● **The task**: Report how many lines in the records hold the string "value"; give the number and nothing else.

────────────────────

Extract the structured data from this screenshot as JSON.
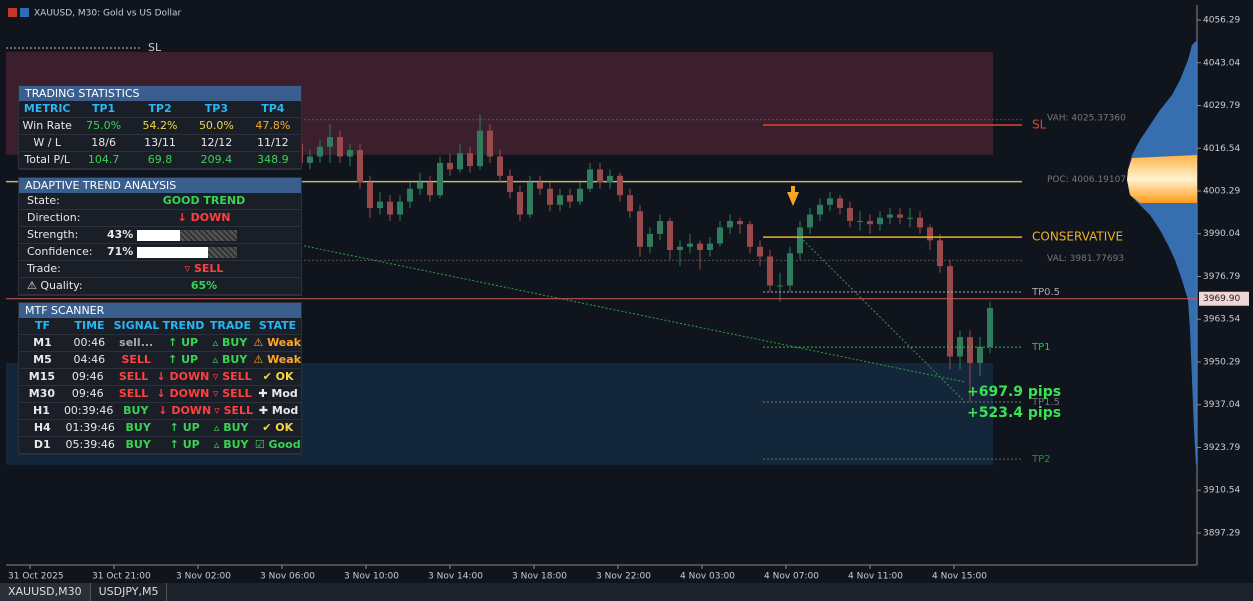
{
  "header": {
    "title": "XAUUSD, M30: Gold vs US Dollar"
  },
  "price_axis": {
    "ylim": [
      3887.37,
      4060.94
    ],
    "yticks": [
      4056.29,
      4043.04,
      4029.79,
      4016.54,
      4003.29,
      3990.04,
      3976.79,
      3963.54,
      3950.29,
      3937.04,
      3923.79,
      3910.54,
      3897.29
    ],
    "current": {
      "value": 3969.9,
      "label": "3969.90"
    }
  },
  "time_axis": {
    "labels": [
      "31 Oct 2025",
      "31 Oct 21:00",
      "3 Nov 02:00",
      "3 Nov 06:00",
      "3 Nov 10:00",
      "3 Nov 14:00",
      "3 Nov 18:00",
      "3 Nov 22:00",
      "4 Nov 03:00",
      "4 Nov 07:00",
      "4 Nov 11:00",
      "4 Nov 15:00"
    ]
  },
  "bull_color": "#2f7d5c",
  "bear_color": "#9a4a4a",
  "candles": [
    [
      4018,
      4020,
      4010,
      4012
    ],
    [
      4012,
      4016,
      4010,
      4014
    ],
    [
      4014,
      4019,
      4012,
      4017
    ],
    [
      4017,
      4024,
      4012,
      4020
    ],
    [
      4020,
      4022,
      4012,
      4014
    ],
    [
      4014,
      4018,
      4011,
      4016
    ],
    [
      4016,
      4018,
      4004,
      4006
    ],
    [
      4006,
      4008,
      3995,
      3998
    ],
    [
      3998,
      4003,
      3996,
      4000
    ],
    [
      4000,
      4002,
      3994,
      3996
    ],
    [
      3996,
      4002,
      3994,
      4000
    ],
    [
      4000,
      4006,
      3998,
      4004
    ],
    [
      4004,
      4009,
      4002,
      4006
    ],
    [
      4006,
      4008,
      4000,
      4002
    ],
    [
      4002,
      4014,
      4001,
      4012
    ],
    [
      4012,
      4015,
      4008,
      4010
    ],
    [
      4010,
      4018,
      4009,
      4015
    ],
    [
      4015,
      4017,
      4009,
      4011
    ],
    [
      4011,
      4027,
      4010,
      4022
    ],
    [
      4022,
      4024,
      4012,
      4014
    ],
    [
      4014,
      4016,
      4006,
      4008
    ],
    [
      4008,
      4010,
      4001,
      4003
    ],
    [
      4003,
      4005,
      3994,
      3996
    ],
    [
      3996,
      4008,
      3995,
      4006
    ],
    [
      4006,
      4008,
      4002,
      4004
    ],
    [
      4004,
      4006,
      3997,
      3999
    ],
    [
      3999,
      4004,
      3997,
      4002
    ],
    [
      4002,
      4004,
      3998,
      4000
    ],
    [
      4000,
      4006,
      3999,
      4004
    ],
    [
      4004,
      4012,
      4003,
      4010
    ],
    [
      4010,
      4012,
      4004,
      4006
    ],
    [
      4006,
      4010,
      4004,
      4008
    ],
    [
      4008,
      4009,
      4000,
      4002
    ],
    [
      4002,
      4004,
      3995,
      3997
    ],
    [
      3997,
      3999,
      3983,
      3986
    ],
    [
      3986,
      3992,
      3984,
      3990
    ],
    [
      3990,
      3996,
      3988,
      3994
    ],
    [
      3994,
      3995,
      3982,
      3985
    ],
    [
      3985,
      3988,
      3980,
      3986
    ],
    [
      3986,
      3990,
      3984,
      3987
    ],
    [
      3987,
      3988,
      3979,
      3985
    ],
    [
      3985,
      3989,
      3983,
      3987
    ],
    [
      3987,
      3994,
      3986,
      3992
    ],
    [
      3992,
      3996,
      3990,
      3994
    ],
    [
      3994,
      3995,
      3990,
      3993
    ],
    [
      3993,
      3994,
      3984,
      3986
    ],
    [
      3986,
      3988,
      3980,
      3983
    ],
    [
      3983,
      3985,
      3972,
      3974
    ],
    [
      3974,
      3978,
      3969,
      3974
    ],
    [
      3974,
      3986,
      3972,
      3984
    ],
    [
      3984,
      3994,
      3982,
      3992
    ],
    [
      3992,
      3998,
      3990,
      3996
    ],
    [
      3996,
      4001,
      3994,
      3999
    ],
    [
      3999,
      4003,
      3997,
      4001
    ],
    [
      4001,
      4002,
      3996,
      3998
    ],
    [
      3998,
      4000,
      3992,
      3994
    ],
    [
      3994,
      3997,
      3991,
      3994
    ],
    [
      3994,
      3996,
      3990,
      3993
    ],
    [
      3993,
      3997,
      3991,
      3995
    ],
    [
      3995,
      3998,
      3993,
      3996
    ],
    [
      3996,
      3998,
      3993,
      3995
    ],
    [
      3995,
      3998,
      3992,
      3995
    ],
    [
      3995,
      3997,
      3990,
      3992
    ],
    [
      3992,
      3993,
      3985,
      3988
    ],
    [
      3988,
      3990,
      3978,
      3980
    ],
    [
      3980,
      3982,
      3948,
      3952
    ],
    [
      3952,
      3960,
      3948,
      3958
    ],
    [
      3958,
      3960,
      3938,
      3950
    ],
    [
      3950,
      3958,
      3946,
      3955
    ],
    [
      3955,
      3969,
      3953,
      3967
    ]
  ],
  "zones": [
    {
      "from": 4046.4,
      "to": 4014.5,
      "color": "#3b1f2d"
    },
    {
      "from": 3950,
      "to": 3918.4,
      "color": "#14263a"
    }
  ],
  "stop_marker": {
    "label": "SL",
    "price": 4047.6
  },
  "profile": {
    "vah": {
      "value": 4025.3736,
      "label": "VAH: 4025.37360"
    },
    "poc": {
      "value": 4006.19107,
      "label": "POC: 4006.19107"
    },
    "val": {
      "value": 3981.77693,
      "label": "VAL: 3981.77693"
    }
  },
  "trade_levels": [
    {
      "label": "SL",
      "price": 4023.75,
      "color": "#e0442c"
    },
    {
      "label": "CONSERVATIVE",
      "price": 3989.0,
      "color": "#f0b020"
    },
    {
      "label": "TP0.5",
      "price": 3972,
      "color": "#aaaaaa"
    },
    {
      "label": "TP1",
      "price": 3954.9,
      "color": "#30c040"
    },
    {
      "label": "TP1.5",
      "price": 3937.9,
      "color": "#777777"
    },
    {
      "label": "TP2",
      "price": 3920.2,
      "color": "#2a8a3a"
    }
  ],
  "pips": [
    "+697.9 pips",
    "+523.4 pips"
  ],
  "trading_statistics": {
    "title": "TRADING STATISTICS",
    "columns": [
      "METRIC",
      "TP1",
      "TP2",
      "TP3",
      "TP4"
    ],
    "rows": [
      [
        "Win Rate",
        "75.0%",
        "54.2%",
        "50.0%",
        "47.8%"
      ],
      [
        "W / L",
        "18/6",
        "13/11",
        "12/12",
        "11/12"
      ],
      [
        "Total P/L",
        "104.7",
        "69.8",
        "209.4",
        "348.9"
      ]
    ]
  },
  "trend_analysis": {
    "title": "ADAPTIVE TREND ANALYSIS",
    "state": {
      "label": "State:",
      "value": "GOOD TREND"
    },
    "direction": {
      "label": "Direction:",
      "value": "↓ DOWN"
    },
    "strength": {
      "label": "Strength:",
      "value": 43,
      "text": "43%"
    },
    "confidence": {
      "label": "Confidence:",
      "value": 71,
      "text": "71%"
    },
    "trade": {
      "label": "Trade:",
      "value": "▿ SELL"
    },
    "quality": {
      "label": "⚠ Quality:",
      "value": "65%"
    }
  },
  "mtf_scanner": {
    "title": "MTF SCANNER",
    "columns": [
      "TF",
      "TIME",
      "SIGNAL",
      "TREND",
      "TRADE",
      "STATE"
    ],
    "rows": [
      [
        "M1",
        "00:46",
        "sell...",
        "↑ UP",
        "▵ BUY",
        "⚠ Weak"
      ],
      [
        "M5",
        "04:46",
        "SELL",
        "↑ UP",
        "▵ BUY",
        "⚠ Weak"
      ],
      [
        "M15",
        "09:46",
        "SELL",
        "↓ DOWN",
        "▿ SELL",
        "✔ OK"
      ],
      [
        "M30",
        "09:46",
        "SELL",
        "↓ DOWN",
        "▿ SELL",
        "✚ Mod"
      ],
      [
        "H1",
        "00:39:46",
        "BUY",
        "↓ DOWN",
        "▿ SELL",
        "✚ Mod"
      ],
      [
        "H4",
        "01:39:46",
        "BUY",
        "↑ UP",
        "▵ BUY",
        "✔ OK"
      ],
      [
        "D1",
        "05:39:46",
        "BUY",
        "↑ UP",
        "▵ BUY",
        "☑ Good"
      ]
    ]
  },
  "tabs": [
    "XAUUSD,M30",
    "USDJPY,M5"
  ]
}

────────────────────

● **Written answer**: 10